*Data extract:*
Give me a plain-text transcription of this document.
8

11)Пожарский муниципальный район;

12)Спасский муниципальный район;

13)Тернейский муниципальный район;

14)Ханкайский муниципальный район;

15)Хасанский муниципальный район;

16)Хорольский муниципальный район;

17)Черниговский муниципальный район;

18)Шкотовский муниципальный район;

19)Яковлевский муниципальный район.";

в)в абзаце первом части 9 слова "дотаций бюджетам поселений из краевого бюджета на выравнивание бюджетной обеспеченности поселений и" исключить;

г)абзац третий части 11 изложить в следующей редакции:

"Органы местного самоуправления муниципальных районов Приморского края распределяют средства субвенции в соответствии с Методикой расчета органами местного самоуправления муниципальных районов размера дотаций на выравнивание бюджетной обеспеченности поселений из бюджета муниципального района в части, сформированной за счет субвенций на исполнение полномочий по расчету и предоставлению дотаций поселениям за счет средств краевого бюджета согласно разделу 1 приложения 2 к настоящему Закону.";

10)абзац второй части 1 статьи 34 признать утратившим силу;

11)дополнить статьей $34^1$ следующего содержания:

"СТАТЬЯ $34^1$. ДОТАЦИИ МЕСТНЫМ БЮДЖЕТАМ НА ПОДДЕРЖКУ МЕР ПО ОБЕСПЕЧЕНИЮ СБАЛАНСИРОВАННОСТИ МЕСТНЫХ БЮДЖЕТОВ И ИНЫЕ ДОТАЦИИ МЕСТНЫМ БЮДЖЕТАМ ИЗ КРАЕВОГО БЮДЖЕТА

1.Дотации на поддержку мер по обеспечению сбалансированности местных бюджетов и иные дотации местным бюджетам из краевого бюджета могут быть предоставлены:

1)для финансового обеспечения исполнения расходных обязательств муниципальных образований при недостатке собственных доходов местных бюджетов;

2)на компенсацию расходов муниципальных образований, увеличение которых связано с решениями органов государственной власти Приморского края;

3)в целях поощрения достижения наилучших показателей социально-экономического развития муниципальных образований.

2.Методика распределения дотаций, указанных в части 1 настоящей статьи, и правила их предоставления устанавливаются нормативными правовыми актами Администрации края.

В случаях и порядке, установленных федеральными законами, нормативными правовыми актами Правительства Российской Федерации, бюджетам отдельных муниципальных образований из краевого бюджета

...

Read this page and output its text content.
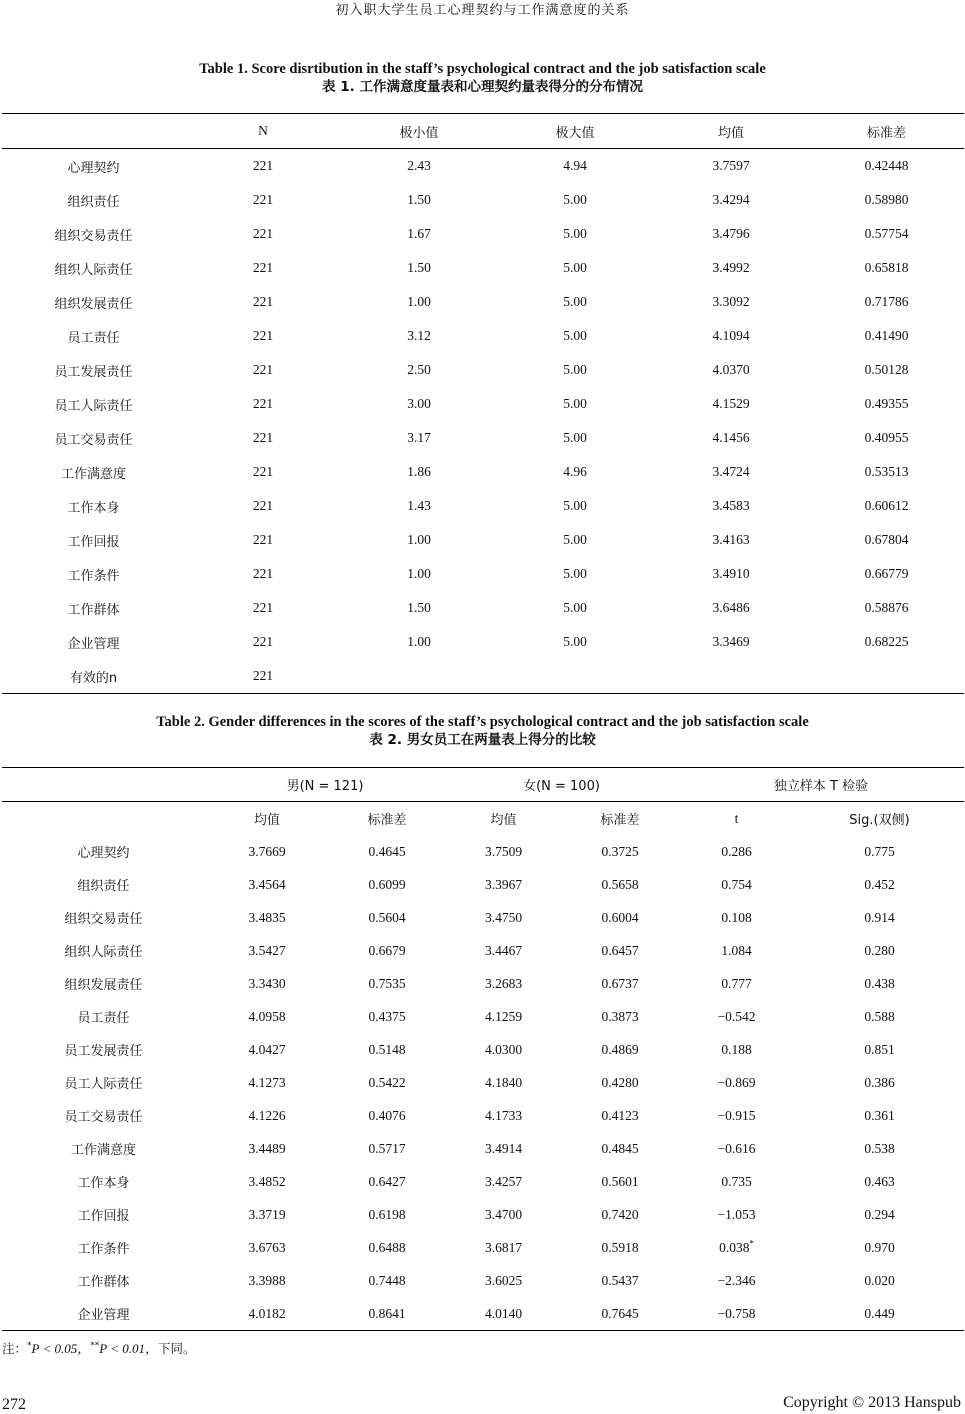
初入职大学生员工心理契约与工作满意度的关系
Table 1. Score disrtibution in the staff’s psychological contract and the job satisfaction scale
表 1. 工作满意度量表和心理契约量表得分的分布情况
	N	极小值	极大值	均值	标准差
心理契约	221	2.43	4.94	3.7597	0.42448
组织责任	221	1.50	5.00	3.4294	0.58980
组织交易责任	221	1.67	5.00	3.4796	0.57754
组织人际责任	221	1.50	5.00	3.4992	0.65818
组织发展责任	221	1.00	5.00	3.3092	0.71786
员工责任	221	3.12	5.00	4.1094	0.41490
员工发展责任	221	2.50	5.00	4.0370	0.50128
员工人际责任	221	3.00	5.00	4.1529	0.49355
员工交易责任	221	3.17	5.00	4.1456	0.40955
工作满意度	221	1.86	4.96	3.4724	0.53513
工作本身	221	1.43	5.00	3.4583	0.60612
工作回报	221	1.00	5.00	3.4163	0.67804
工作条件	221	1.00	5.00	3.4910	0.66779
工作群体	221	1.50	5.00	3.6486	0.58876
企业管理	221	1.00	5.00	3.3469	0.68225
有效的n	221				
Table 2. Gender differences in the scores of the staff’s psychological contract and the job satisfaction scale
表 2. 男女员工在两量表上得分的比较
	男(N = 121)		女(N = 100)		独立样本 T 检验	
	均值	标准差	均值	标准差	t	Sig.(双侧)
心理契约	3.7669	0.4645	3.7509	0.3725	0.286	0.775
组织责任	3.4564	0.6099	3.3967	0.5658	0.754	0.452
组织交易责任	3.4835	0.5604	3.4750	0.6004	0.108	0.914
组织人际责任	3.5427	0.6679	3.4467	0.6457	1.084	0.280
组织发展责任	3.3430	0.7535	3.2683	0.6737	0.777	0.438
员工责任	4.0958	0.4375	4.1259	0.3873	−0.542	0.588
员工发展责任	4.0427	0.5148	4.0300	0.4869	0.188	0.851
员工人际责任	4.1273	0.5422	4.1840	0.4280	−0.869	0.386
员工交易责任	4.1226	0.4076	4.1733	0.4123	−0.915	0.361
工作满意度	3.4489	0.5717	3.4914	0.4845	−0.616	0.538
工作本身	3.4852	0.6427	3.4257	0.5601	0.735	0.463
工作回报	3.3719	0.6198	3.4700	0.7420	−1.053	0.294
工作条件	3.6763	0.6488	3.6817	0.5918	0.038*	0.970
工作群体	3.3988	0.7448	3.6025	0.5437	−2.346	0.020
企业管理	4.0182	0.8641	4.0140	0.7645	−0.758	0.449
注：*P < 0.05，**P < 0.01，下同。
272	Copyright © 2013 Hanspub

--

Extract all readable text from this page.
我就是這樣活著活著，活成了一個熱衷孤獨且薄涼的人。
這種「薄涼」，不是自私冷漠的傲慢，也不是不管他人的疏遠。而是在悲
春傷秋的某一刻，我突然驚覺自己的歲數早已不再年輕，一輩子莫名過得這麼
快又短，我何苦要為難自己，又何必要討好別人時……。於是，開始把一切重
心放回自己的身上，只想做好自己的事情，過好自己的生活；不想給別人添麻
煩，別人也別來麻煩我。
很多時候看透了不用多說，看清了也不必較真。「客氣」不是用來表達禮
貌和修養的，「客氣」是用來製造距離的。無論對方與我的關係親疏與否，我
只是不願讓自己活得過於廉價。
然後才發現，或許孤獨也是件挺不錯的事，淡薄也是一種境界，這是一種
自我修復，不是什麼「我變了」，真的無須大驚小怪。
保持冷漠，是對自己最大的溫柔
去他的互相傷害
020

*The problem:* From the data above, pick out each line containing "企业管理" and copy it.

*Task solution:*
企业管理	221	1.00	5.00	3.3469	0.68225
企业管理	4.0182	0.8641	4.0140	0.7645	−0.758	0.449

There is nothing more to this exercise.